#### [OBJECTIVE]
Of all the lines here, how many include the string "poškodenia"? Answer with the number only.

#### [DATA SECTION]
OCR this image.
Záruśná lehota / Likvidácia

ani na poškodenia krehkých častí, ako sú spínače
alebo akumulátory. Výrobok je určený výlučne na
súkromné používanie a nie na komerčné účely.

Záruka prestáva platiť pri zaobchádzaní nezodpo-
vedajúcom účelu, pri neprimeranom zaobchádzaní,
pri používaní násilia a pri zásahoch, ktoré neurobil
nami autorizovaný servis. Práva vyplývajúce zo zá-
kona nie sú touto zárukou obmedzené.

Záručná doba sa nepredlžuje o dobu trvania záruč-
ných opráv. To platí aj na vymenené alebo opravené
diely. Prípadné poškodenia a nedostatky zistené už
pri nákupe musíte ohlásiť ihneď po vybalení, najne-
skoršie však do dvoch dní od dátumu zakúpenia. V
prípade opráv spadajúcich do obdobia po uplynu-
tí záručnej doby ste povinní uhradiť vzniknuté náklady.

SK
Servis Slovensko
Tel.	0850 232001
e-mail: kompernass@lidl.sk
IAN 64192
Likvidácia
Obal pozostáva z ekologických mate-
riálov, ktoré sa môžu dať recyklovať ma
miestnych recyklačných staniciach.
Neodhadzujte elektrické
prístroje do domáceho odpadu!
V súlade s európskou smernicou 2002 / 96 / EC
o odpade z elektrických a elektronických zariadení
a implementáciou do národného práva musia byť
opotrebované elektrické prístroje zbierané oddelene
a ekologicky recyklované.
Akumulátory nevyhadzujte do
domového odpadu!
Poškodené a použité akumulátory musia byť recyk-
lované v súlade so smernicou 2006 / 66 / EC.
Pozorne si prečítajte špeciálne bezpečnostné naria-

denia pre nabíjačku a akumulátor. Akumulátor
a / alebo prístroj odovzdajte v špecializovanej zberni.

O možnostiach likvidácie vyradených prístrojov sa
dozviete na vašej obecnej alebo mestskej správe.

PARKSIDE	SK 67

#### [RESPONSE]
2